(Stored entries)

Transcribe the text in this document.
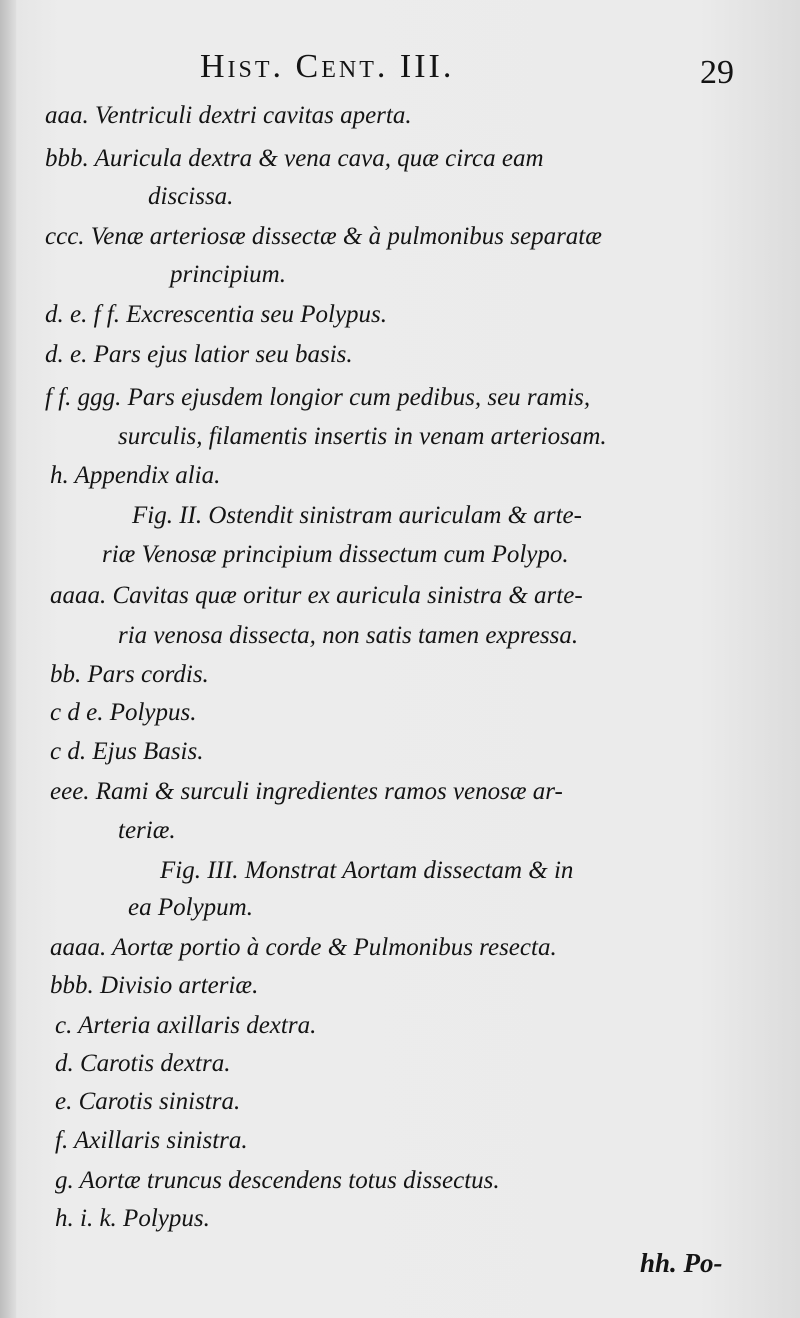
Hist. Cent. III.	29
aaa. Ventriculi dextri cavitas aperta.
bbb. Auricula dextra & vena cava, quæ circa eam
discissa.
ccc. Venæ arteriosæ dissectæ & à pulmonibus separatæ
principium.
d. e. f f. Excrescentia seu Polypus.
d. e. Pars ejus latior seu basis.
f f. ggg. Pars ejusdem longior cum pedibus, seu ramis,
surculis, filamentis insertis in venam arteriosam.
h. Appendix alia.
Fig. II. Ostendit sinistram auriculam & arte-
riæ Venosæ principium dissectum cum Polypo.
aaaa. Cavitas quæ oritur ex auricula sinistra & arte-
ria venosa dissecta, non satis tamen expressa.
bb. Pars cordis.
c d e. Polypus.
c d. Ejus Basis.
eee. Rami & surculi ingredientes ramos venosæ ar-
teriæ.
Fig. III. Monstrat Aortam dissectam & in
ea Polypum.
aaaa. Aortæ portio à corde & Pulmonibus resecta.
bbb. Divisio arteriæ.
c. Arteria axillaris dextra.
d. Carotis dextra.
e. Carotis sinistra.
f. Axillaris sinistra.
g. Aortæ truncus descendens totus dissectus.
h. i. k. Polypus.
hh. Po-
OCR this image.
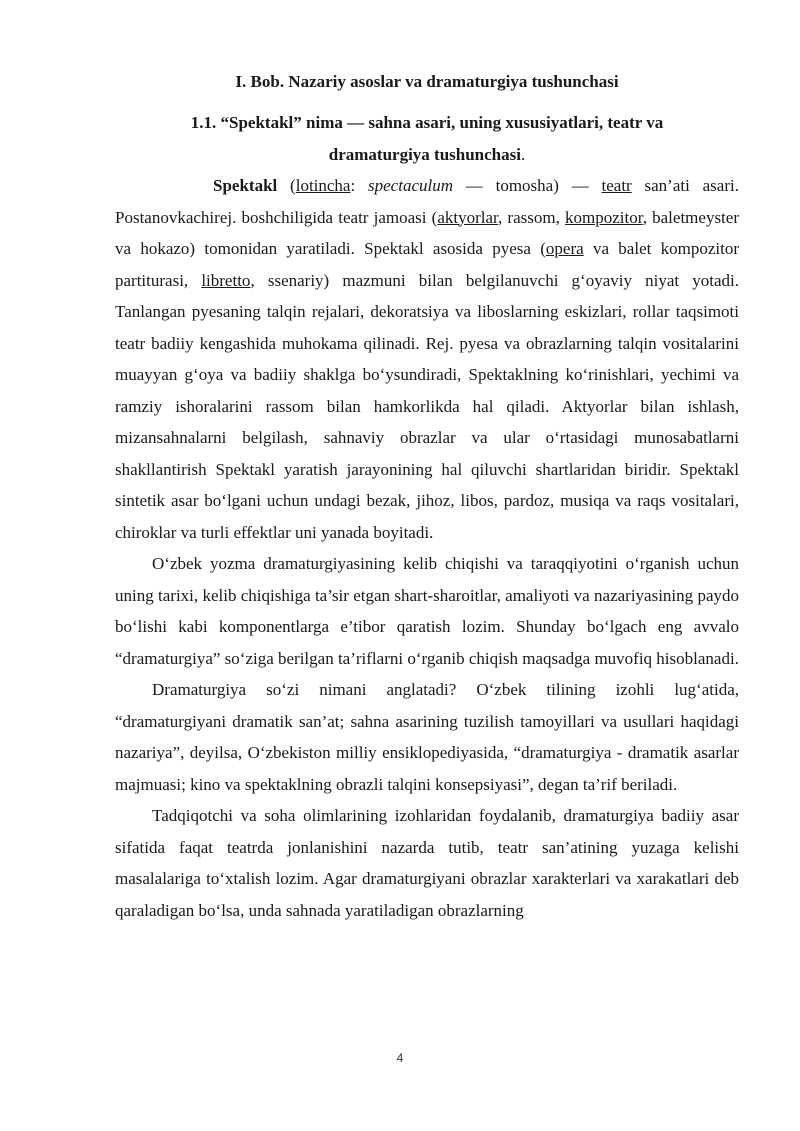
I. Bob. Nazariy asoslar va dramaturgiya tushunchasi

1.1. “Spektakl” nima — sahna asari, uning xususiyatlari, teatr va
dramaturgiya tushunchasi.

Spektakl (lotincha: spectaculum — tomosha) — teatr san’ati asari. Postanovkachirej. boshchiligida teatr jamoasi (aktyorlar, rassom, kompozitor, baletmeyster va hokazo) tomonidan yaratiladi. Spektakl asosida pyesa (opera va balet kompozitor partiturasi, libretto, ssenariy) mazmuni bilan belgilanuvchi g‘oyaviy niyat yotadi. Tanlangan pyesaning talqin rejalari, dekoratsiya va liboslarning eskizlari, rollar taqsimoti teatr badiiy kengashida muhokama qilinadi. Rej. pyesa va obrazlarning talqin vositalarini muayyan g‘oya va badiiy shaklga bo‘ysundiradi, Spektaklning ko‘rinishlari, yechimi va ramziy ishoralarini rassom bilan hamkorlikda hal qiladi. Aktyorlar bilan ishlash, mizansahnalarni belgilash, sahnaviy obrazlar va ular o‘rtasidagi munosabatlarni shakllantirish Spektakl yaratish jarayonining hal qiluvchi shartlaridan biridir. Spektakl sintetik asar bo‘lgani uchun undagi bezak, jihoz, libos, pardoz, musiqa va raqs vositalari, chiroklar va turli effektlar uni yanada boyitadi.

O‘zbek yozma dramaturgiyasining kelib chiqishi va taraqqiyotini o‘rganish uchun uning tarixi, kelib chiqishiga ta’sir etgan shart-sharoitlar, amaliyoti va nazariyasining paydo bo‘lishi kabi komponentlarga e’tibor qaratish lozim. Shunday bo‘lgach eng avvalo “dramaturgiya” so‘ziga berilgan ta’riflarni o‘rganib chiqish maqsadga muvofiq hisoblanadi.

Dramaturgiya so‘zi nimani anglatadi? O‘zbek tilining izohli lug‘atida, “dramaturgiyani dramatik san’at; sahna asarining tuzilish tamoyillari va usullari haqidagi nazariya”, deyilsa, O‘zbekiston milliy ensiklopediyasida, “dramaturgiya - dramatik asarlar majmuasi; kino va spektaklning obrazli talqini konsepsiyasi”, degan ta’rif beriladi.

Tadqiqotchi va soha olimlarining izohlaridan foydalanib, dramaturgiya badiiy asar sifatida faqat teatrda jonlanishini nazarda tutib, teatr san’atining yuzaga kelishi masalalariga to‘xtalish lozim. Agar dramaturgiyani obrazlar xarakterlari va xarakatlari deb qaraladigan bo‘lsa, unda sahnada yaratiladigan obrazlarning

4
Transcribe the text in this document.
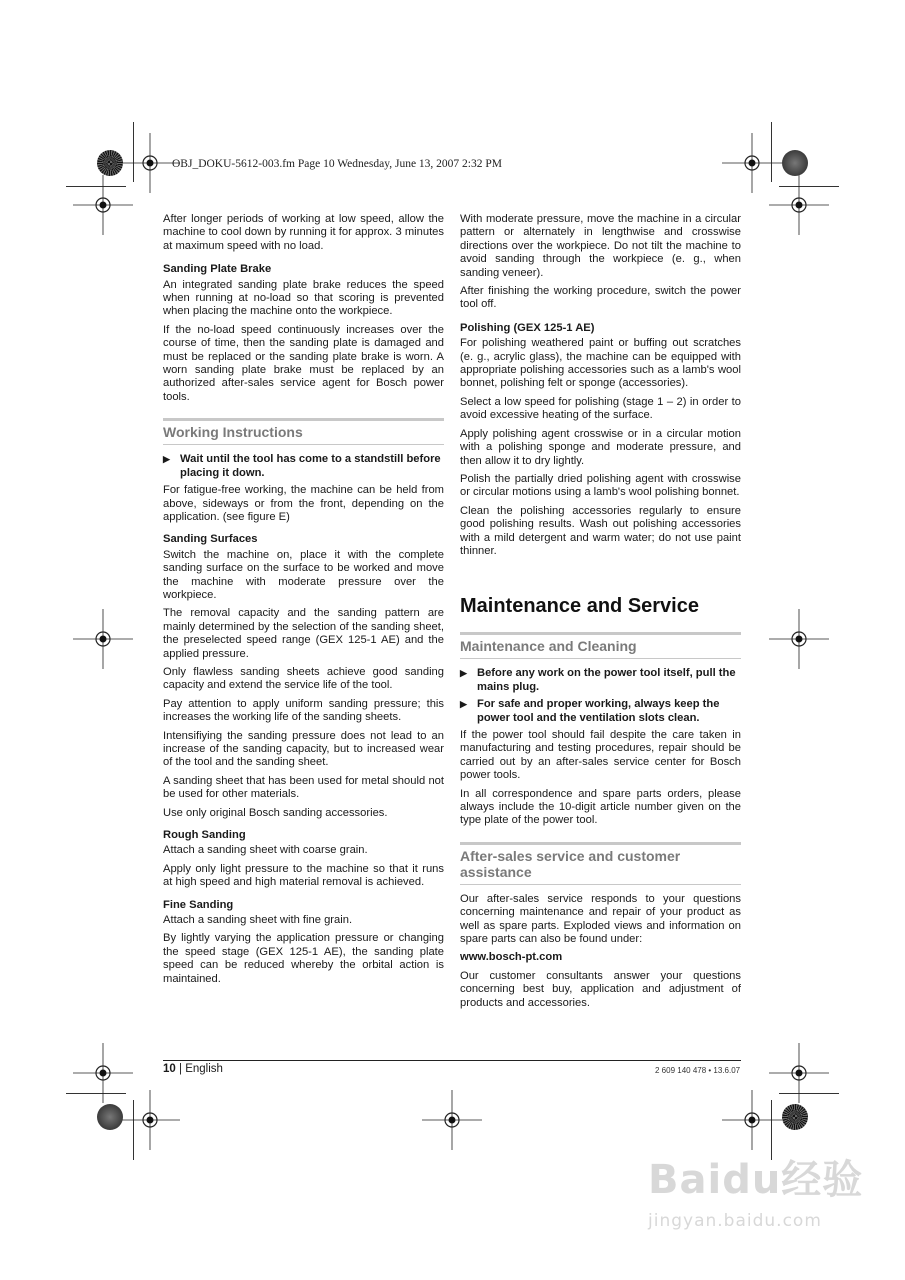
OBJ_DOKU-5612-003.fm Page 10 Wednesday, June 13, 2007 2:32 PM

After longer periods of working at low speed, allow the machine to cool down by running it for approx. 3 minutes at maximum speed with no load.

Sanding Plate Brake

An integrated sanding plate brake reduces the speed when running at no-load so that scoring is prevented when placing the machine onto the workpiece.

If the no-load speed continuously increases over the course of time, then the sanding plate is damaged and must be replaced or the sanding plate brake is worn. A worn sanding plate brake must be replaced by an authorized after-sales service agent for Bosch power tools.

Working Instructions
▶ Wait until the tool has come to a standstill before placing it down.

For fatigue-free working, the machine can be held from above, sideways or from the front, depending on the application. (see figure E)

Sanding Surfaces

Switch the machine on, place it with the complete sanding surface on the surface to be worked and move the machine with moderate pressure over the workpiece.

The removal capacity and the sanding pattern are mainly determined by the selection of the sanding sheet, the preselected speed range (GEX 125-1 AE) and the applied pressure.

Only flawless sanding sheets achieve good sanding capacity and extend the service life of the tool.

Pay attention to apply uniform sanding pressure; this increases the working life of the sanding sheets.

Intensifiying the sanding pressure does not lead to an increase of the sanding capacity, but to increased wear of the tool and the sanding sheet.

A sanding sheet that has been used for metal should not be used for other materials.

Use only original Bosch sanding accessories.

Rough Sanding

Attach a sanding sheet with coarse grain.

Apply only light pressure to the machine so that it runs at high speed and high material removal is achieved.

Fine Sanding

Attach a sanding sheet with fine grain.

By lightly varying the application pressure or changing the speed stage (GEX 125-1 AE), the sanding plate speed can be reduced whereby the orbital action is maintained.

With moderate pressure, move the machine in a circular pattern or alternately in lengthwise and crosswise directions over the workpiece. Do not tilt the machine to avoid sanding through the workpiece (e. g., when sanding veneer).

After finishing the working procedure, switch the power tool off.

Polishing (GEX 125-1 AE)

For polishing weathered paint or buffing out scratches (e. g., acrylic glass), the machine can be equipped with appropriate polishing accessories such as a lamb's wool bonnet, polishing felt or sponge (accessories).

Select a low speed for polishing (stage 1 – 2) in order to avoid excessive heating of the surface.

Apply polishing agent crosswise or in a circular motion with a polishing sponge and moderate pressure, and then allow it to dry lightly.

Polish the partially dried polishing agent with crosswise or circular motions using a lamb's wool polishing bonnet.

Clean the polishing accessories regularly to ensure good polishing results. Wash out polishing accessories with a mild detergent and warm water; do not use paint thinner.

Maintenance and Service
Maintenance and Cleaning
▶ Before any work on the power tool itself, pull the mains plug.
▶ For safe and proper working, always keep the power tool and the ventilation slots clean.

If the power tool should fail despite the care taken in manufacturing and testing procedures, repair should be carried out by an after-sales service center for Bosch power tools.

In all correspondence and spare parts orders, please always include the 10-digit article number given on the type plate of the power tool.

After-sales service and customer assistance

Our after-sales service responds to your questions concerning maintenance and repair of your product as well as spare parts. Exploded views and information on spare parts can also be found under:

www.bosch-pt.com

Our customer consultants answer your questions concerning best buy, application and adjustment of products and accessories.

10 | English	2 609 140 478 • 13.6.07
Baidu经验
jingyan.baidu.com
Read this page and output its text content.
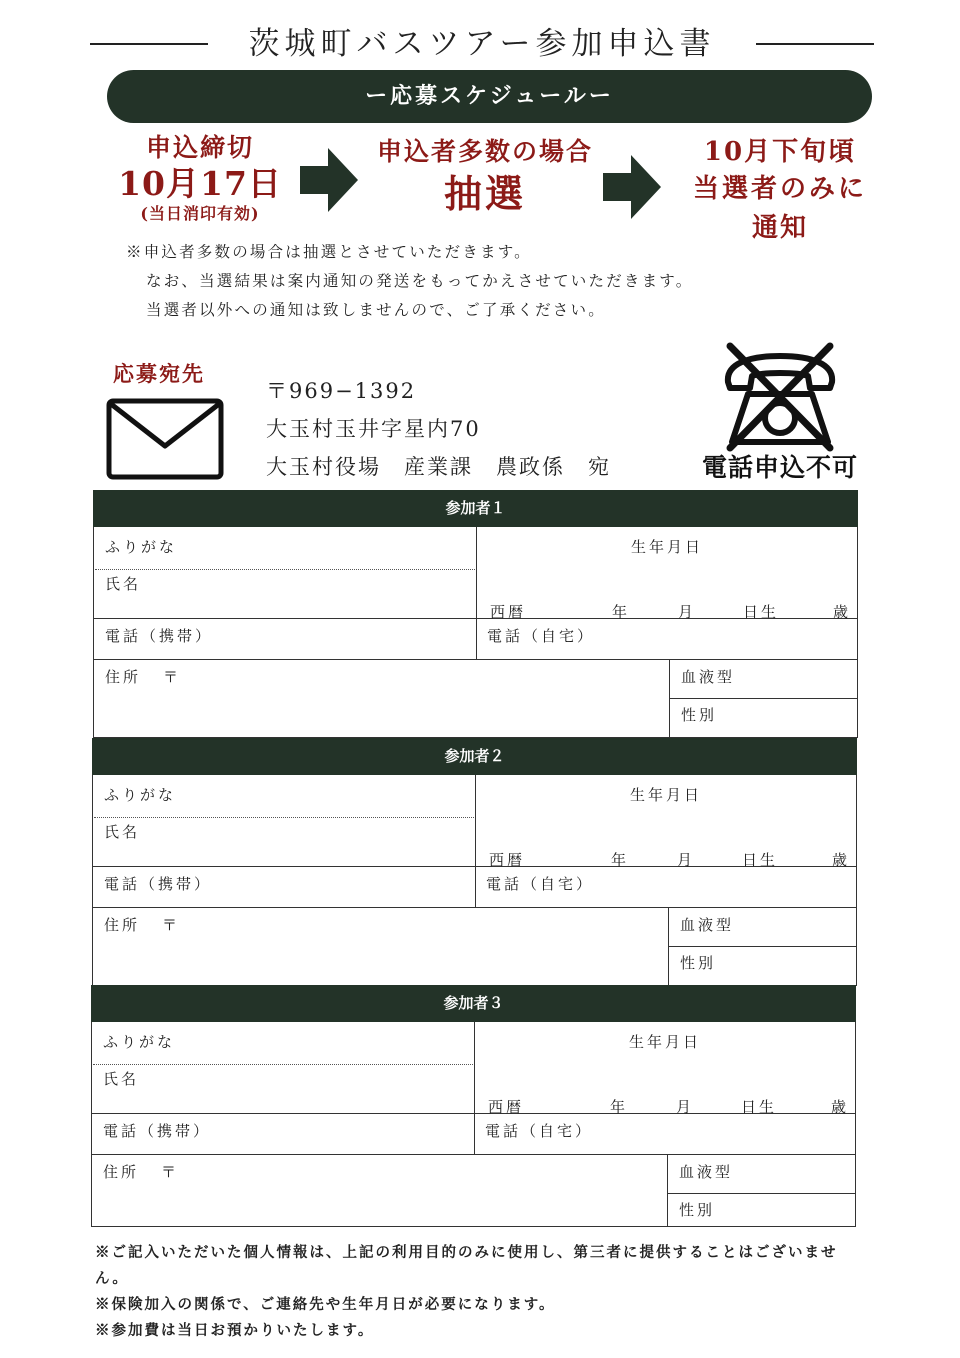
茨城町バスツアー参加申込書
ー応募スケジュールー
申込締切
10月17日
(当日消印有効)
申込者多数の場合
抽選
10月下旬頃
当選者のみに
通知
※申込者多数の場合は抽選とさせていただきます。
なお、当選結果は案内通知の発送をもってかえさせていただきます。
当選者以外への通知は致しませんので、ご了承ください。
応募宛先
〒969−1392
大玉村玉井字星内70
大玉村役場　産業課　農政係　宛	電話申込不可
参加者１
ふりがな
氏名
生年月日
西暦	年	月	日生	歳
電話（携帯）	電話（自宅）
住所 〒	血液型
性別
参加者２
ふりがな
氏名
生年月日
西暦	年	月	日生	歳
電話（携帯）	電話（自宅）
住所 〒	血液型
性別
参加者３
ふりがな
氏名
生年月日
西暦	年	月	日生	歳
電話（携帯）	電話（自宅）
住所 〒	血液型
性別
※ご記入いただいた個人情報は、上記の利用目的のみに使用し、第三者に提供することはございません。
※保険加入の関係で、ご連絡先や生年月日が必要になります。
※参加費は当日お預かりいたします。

§ Exercise instructions
Among the entries above, identify all lines with "this" and copy them.

§ Output below
Transcribe the text in this document.
OCR this image.
Transcribe the text in this document.
Pay attention to apply uniform sanding pressure; this increases the working life of the sanding sheets.
Read this page and output its text content.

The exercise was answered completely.